[Task data]

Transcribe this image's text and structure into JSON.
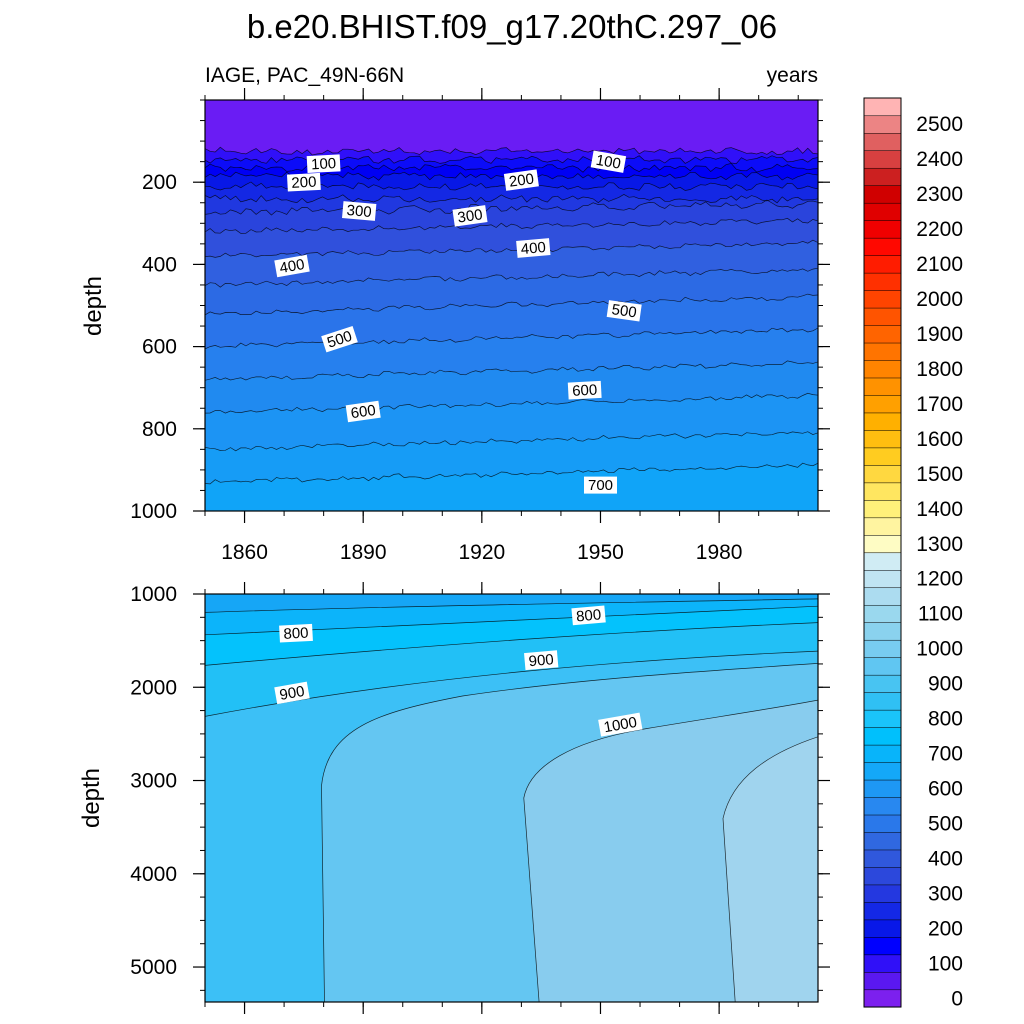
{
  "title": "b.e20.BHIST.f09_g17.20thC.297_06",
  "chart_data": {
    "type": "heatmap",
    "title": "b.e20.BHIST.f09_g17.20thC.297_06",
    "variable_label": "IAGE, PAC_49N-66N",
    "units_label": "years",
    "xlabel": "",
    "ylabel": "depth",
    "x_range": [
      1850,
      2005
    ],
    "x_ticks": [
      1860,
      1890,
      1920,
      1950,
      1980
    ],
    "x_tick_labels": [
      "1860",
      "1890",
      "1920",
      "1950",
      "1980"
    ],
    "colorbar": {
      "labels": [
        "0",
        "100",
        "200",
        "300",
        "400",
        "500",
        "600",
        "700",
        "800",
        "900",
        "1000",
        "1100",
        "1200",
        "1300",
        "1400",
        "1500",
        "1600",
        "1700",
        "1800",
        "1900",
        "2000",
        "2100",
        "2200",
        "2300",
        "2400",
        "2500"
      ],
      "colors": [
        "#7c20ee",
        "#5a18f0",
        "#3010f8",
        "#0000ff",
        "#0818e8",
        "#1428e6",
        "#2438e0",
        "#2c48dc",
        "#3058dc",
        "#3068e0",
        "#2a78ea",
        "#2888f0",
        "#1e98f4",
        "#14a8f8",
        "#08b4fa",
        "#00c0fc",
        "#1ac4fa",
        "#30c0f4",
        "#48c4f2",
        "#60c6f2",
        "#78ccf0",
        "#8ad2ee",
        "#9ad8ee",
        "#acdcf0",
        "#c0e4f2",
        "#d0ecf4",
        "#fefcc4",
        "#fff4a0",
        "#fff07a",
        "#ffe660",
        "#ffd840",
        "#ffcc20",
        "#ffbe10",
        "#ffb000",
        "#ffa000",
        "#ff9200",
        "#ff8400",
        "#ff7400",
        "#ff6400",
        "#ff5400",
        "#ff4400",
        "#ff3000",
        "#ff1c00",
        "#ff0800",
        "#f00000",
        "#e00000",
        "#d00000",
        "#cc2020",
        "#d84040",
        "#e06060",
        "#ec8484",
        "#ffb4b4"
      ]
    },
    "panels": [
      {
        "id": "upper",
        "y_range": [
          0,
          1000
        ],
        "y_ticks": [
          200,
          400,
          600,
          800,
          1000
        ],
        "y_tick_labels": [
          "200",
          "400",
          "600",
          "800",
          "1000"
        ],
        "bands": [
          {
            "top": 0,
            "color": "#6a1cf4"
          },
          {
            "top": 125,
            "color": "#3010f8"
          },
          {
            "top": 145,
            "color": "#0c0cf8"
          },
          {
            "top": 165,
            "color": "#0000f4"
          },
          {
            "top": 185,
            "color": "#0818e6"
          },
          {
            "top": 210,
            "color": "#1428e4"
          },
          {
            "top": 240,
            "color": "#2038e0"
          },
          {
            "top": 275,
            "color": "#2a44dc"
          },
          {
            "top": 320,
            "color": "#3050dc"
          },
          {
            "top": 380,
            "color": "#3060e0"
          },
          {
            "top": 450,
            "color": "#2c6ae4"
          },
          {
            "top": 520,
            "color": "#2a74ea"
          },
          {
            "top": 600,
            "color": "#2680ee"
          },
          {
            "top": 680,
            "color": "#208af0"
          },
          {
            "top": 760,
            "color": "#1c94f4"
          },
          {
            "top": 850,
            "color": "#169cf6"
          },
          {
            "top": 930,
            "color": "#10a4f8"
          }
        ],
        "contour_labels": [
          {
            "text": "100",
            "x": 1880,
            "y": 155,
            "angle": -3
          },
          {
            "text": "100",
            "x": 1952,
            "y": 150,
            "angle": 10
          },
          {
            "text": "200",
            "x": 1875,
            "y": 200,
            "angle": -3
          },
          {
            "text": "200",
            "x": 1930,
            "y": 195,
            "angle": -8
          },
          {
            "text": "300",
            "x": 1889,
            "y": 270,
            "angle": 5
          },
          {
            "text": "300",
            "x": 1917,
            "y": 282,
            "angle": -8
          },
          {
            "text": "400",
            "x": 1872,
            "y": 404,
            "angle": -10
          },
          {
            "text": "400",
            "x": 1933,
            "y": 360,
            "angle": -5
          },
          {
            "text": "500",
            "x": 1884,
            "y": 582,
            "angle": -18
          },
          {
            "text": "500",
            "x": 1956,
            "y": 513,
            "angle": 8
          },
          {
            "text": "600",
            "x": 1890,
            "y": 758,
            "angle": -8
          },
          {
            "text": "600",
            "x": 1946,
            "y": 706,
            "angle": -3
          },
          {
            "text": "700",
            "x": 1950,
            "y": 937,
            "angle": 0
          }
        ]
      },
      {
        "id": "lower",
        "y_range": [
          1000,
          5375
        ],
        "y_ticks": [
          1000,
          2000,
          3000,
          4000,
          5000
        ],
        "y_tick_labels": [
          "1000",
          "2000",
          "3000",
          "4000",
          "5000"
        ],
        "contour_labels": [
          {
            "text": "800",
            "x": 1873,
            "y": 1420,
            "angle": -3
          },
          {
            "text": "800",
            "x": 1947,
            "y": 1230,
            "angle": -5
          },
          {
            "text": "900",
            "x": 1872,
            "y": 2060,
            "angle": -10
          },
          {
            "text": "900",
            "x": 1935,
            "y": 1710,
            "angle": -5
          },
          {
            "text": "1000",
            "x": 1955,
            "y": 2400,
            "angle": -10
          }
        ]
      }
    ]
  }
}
--
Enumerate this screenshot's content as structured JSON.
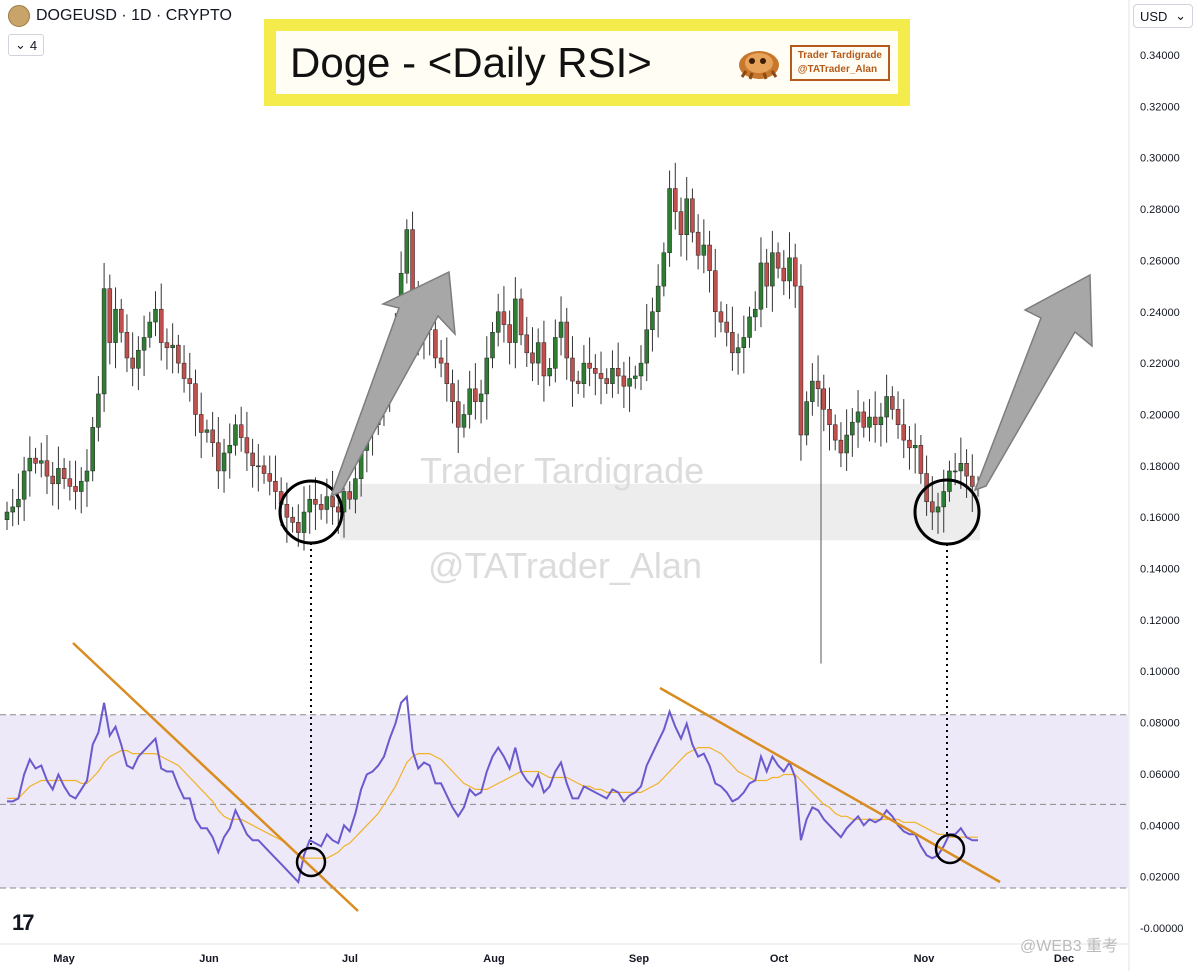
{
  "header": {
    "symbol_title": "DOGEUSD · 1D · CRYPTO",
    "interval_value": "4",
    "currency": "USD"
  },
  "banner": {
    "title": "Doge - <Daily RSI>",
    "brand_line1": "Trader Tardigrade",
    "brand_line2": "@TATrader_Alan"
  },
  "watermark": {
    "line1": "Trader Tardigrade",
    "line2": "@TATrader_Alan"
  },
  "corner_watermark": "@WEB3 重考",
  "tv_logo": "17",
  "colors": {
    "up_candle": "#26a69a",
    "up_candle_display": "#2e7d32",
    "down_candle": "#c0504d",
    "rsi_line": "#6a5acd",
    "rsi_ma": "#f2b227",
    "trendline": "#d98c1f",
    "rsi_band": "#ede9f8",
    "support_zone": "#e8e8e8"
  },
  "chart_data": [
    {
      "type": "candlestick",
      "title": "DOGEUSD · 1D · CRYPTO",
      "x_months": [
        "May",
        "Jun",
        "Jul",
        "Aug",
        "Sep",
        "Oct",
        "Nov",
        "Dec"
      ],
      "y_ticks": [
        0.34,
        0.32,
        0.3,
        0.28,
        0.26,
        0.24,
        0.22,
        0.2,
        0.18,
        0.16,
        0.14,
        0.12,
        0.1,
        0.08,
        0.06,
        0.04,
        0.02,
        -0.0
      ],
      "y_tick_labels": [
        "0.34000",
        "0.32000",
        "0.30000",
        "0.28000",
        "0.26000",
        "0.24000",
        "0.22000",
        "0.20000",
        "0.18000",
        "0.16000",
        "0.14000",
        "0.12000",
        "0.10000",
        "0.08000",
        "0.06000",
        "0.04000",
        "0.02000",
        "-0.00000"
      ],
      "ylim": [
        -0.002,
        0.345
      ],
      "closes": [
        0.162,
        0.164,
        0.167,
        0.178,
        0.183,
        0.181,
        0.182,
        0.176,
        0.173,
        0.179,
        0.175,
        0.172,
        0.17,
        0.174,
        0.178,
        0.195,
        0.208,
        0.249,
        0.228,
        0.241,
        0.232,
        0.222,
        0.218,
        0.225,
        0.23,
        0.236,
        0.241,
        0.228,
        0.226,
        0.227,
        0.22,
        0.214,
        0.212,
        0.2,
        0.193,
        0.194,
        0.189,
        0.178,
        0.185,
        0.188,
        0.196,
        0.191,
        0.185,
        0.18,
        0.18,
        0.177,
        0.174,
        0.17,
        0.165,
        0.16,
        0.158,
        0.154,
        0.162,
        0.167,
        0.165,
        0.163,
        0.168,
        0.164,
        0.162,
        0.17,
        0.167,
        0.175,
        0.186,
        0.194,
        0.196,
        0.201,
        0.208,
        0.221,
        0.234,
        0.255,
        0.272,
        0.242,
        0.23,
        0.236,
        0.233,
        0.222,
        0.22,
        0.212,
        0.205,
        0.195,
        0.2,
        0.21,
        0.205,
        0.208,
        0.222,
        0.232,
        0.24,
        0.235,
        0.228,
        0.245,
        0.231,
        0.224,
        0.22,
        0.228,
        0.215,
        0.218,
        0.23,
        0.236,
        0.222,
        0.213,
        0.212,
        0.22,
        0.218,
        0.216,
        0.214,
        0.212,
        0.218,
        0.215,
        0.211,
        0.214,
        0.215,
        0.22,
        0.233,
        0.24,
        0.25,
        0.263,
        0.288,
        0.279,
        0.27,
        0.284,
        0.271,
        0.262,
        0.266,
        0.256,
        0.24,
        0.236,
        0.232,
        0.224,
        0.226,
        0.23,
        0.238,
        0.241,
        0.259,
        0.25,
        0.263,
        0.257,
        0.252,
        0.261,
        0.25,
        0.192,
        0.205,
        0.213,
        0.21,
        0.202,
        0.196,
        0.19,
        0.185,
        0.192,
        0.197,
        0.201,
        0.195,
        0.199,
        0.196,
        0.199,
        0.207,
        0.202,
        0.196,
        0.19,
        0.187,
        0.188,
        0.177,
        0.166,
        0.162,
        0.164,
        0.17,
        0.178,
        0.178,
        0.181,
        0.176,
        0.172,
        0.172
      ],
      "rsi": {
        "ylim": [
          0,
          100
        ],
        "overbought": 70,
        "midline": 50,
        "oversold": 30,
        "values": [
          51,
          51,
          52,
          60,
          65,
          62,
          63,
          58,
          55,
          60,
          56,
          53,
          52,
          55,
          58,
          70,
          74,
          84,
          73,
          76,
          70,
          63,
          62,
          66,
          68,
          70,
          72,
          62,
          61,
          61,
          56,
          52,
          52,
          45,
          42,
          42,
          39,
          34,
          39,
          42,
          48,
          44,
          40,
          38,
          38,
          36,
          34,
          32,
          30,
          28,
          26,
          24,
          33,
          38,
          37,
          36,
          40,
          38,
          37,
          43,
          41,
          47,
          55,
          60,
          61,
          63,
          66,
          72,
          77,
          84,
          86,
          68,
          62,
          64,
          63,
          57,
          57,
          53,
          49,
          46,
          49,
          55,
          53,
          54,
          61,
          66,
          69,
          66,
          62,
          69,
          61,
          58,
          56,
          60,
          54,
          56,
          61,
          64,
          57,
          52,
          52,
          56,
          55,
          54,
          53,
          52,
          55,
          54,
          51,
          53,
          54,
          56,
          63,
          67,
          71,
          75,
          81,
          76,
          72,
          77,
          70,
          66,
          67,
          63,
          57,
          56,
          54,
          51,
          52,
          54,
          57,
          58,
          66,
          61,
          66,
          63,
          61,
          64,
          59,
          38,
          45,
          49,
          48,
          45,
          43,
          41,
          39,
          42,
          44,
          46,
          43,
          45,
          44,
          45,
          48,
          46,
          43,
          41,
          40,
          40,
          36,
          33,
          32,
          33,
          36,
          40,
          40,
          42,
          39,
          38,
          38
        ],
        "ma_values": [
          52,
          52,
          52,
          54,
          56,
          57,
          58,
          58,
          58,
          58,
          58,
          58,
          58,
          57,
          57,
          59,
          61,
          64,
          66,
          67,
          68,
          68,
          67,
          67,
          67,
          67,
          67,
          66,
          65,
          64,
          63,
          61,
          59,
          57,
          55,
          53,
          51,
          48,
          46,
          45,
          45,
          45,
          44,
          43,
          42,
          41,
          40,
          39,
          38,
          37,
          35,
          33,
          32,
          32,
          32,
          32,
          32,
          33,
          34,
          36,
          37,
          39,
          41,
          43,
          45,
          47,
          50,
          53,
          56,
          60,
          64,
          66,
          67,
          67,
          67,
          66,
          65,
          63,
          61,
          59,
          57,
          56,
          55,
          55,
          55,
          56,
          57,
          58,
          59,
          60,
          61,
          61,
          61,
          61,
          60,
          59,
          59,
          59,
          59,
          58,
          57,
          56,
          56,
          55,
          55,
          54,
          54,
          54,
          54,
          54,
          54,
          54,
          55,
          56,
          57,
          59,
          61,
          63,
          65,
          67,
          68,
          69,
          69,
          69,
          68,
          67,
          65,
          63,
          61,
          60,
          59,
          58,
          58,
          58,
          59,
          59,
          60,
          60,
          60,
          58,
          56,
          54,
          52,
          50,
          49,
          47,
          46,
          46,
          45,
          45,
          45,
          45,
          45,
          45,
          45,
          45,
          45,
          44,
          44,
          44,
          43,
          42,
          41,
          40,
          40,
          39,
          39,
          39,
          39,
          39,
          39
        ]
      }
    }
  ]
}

[Problem to work on] Show all lines above holding "JSON".

[Answer to the problem]
Transcribe this image's text and structure into JSON.
Enumerate this screenshot's content as structured JSON.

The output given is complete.